STATED PROBLEM –
Output all lines exactly.

ITEMS –
++++++++++++++++++++

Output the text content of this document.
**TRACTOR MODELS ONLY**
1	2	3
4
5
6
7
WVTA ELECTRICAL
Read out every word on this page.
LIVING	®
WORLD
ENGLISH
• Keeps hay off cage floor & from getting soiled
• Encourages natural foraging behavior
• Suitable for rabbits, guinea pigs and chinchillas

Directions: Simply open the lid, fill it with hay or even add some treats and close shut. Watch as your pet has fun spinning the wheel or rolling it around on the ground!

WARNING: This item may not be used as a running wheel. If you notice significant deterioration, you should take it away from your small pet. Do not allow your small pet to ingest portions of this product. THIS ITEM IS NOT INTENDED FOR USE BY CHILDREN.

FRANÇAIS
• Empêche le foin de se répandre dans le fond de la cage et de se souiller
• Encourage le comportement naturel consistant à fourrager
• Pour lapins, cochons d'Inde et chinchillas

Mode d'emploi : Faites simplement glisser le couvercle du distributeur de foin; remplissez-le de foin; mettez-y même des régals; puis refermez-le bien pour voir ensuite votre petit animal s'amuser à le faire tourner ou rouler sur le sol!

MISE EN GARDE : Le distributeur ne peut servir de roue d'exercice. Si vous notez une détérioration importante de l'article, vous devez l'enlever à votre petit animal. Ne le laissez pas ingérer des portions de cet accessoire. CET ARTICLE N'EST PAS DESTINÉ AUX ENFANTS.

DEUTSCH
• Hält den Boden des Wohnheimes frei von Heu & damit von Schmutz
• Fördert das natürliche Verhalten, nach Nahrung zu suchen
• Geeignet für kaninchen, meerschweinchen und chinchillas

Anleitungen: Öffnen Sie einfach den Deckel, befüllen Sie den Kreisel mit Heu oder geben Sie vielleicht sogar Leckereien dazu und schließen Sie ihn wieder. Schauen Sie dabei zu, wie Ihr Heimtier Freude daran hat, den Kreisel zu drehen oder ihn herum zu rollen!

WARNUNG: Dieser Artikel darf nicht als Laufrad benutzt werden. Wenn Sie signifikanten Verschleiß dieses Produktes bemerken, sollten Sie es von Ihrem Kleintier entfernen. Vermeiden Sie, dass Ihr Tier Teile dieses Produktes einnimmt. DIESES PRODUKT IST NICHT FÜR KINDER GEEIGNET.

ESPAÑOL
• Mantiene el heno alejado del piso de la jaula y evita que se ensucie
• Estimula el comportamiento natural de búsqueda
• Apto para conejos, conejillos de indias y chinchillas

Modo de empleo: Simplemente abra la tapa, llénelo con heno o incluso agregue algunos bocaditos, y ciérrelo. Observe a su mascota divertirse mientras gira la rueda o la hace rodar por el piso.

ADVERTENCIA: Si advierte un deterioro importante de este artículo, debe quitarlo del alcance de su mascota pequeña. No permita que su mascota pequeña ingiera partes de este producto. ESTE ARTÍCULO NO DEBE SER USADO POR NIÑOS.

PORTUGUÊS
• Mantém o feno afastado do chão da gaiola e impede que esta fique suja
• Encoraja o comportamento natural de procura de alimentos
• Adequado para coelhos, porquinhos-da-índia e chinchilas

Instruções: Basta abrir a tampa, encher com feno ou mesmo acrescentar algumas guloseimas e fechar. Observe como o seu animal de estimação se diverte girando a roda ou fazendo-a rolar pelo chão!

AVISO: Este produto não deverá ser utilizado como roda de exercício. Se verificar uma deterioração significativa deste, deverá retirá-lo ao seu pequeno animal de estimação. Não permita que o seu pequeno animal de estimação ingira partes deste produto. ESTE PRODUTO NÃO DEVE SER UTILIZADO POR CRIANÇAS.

++++++++++++++++++++

RESULT –
Output the text content of this document.
**TRACTOR MODELS ONLY**
1	2	3
4
5
6
7
WVTA ELECTRICAL
Read out every word on this page.
LIVING	®
WORLD
ENGLISH
• Keeps hay off cage floor & from getting soiled
• Encourages natural foraging behavior
• Suitable for rabbits, guinea pigs and chinchillas

Directions: Simply open the lid, fill it with hay or even add some treats and close shut. Watch as your pet has fun spinning the wheel or rolling it around on the ground!

WARNING: This item may not be used as a running wheel. If you notice significant deterioration, you should take it away from your small pet. Do not allow your small pet to ingest portions of this product. THIS ITEM IS NOT INTENDED FOR USE BY CHILDREN.

FRANÇAIS
• Empêche le foin de se répandre dans le fond de la cage et de se souiller
• Encourage le comportement naturel consistant à fourrager
• Pour lapins, cochons d'Inde et chinchillas

Mode d'emploi : Faites simplement glisser le couvercle du distributeur de foin; remplissez-le de foin; mettez-y même des régals; puis refermez-le bien pour voir ensuite votre petit animal s'amuser à le faire tourner ou rouler sur le sol!

MISE EN GARDE : Le distributeur ne peut servir de roue d'exercice. Si vous notez une détérioration importante de l'article, vous devez l'enlever à votre petit animal. Ne le laissez pas ingérer des portions de cet accessoire. CET ARTICLE N'EST PAS DESTINÉ AUX ENFANTS.

DEUTSCH
• Hält den Boden des Wohnheimes frei von Heu & damit von Schmutz
• Fördert das natürliche Verhalten, nach Nahrung zu suchen
• Geeignet für kaninchen, meerschweinchen und chinchillas

Anleitungen: Öffnen Sie einfach den Deckel, befüllen Sie den Kreisel mit Heu oder geben Sie vielleicht sogar Leckereien dazu und schließen Sie ihn wieder. Schauen Sie dabei zu, wie Ihr Heimtier Freude daran hat, den Kreisel zu drehen oder ihn herum zu rollen!

WARNUNG: Dieser Artikel darf nicht als Laufrad benutzt werden. Wenn Sie signifikanten Verschleiß dieses Produktes bemerken, sollten Sie es von Ihrem Kleintier entfernen. Vermeiden Sie, dass Ihr Tier Teile dieses Produktes einnimmt. DIESES PRODUKT IST NICHT FÜR KINDER GEEIGNET.

ESPAÑOL
• Mantiene el heno alejado del piso de la jaula y evita que se ensucie
• Estimula el comportamiento natural de búsqueda
• Apto para conejos, conejillos de indias y chinchillas

Modo de empleo: Simplemente abra la tapa, llénelo con heno o incluso agregue algunos bocaditos, y ciérrelo. Observe a su mascota divertirse mientras gira la rueda o la hace rodar por el piso.

ADVERTENCIA: Si advierte un deterioro importante de este artículo, debe quitarlo del alcance de su mascota pequeña. No permita que su mascota pequeña ingiera partes de este producto. ESTE ARTÍCULO NO DEBE SER USADO POR NIÑOS.

PORTUGUÊS
• Mantém o feno afastado do chão da gaiola e impede que esta fique suja
• Encoraja o comportamento natural de procura de alimentos
• Adequado para coelhos, porquinhos-da-índia e chinchilas

Instruções: Basta abrir a tampa, encher com feno ou mesmo acrescentar algumas guloseimas e fechar. Observe como o seu animal de estimação se diverte girando a roda ou fazendo-a rolar pelo chão!

AVISO: Este produto não deverá ser utilizado como roda de exercício. Se verificar uma deterioração significativa deste, deverá retirá-lo ao seu pequeno animal de estimação. Não permita que o seu pequeno animal de estimação ingira partes deste produto. ESTE PRODUTO NÃO DEVE SER UTILIZADO POR CRIANÇAS.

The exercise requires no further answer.